* _PROBLEM REQUIREMENTS_: Type every record exactly as it appears.

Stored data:

-=-=-=-=-

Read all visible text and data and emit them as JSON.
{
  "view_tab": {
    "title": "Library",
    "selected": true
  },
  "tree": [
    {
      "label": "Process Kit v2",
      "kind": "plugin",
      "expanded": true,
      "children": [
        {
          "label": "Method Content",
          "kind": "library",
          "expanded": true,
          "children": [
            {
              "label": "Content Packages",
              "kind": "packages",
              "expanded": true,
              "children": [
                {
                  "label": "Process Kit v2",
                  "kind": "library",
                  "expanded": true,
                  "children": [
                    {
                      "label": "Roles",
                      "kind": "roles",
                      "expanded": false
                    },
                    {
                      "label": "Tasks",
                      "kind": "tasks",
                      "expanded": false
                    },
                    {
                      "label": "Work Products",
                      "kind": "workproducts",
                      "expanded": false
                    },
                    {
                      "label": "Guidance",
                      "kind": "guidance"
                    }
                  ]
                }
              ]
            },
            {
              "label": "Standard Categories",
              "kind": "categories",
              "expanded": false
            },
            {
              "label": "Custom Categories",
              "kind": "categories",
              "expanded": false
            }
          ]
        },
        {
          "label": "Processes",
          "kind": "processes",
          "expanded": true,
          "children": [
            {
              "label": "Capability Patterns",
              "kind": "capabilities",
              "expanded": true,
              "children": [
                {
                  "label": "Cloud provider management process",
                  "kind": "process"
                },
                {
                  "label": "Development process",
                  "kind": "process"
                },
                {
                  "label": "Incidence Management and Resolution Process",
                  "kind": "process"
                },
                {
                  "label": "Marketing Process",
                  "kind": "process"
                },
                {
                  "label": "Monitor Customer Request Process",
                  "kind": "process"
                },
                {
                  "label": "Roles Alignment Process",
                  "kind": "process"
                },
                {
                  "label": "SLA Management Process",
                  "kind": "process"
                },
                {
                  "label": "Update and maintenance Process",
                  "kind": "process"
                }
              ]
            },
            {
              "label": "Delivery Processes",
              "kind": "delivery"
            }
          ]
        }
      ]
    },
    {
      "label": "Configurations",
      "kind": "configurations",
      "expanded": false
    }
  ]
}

-=-=-=-=-

* _ANSWER FOR THE TASK_:
Read all visible text and data and emit them as JSON.
{
  "view_tab": {
    "title": "Library",
    "selected": true
  },
  "tree": [
    {
      "label": "Process Kit v2",
      "kind": "plugin",
      "expanded": true,
      "children": [
        {
          "label": "Method Content",
          "kind": "library",
          "expanded": true,
          "children": [
            {
              "label": "Content Packages",
              "kind": "packages",
              "expanded": true,
              "children": [
                {
                  "label": "Process Kit v2",
                  "kind": "library",
                  "expanded": true,
                  "children": [
                    {
                      "label": "Roles",
                      "kind": "roles",
                      "expanded": false
                    },
                    {
                      "label": "Tasks",
                      "kind": "tasks",
                      "expanded": false
                    },
                    {
                      "label": "Work Products",
                      "kind": "workproducts",
                      "expanded": false
                    },
                    {
                      "label": "Guidance",
                      "kind": "guidance"
                    }
                  ]
                }
              ]
            },
            {
              "label": "Standard Categories",
              "kind": "categories",
              "expanded": false
            },
            {
              "label": "Custom Categories",
              "kind": "categories",
              "expanded": false
            }
          ]
        },
        {
          "label": "Processes",
          "kind": "processes",
          "expanded": true,
          "children": [
            {
              "label": "Capability Patterns",
              "kind": "capabilities",
              "expanded": true,
              "children": [
                {
                  "label": "Cloud provider management process",
                  "kind": "process"
                },
                {
                  "label": "Development process",
                  "kind": "process"
                },
                {
                  "label": "Incidence Management and Resolution Process",
                  "kind": "process"
                },
                {
                  "label": "Marketing Process",
                  "kind": "process"
                },
                {
                  "label": "Monitor Customer Request Process",
                  "kind": "process"
                },
                {
                  "label": "Roles Alignment Process",
                  "kind": "process"
                },
                {
                  "label": "SLA Management Process",
                  "kind": "process"
                },
                {
                  "label": "Update and maintenance Process",
                  "kind": "process"
                }
              ]
            },
            {
              "label": "Delivery Processes",
              "kind": "delivery"
            }
          ]
        }
      ]
    },
    {
      "label": "Configurations",
      "kind": "configurations",
      "expanded": false
    }
  ]
}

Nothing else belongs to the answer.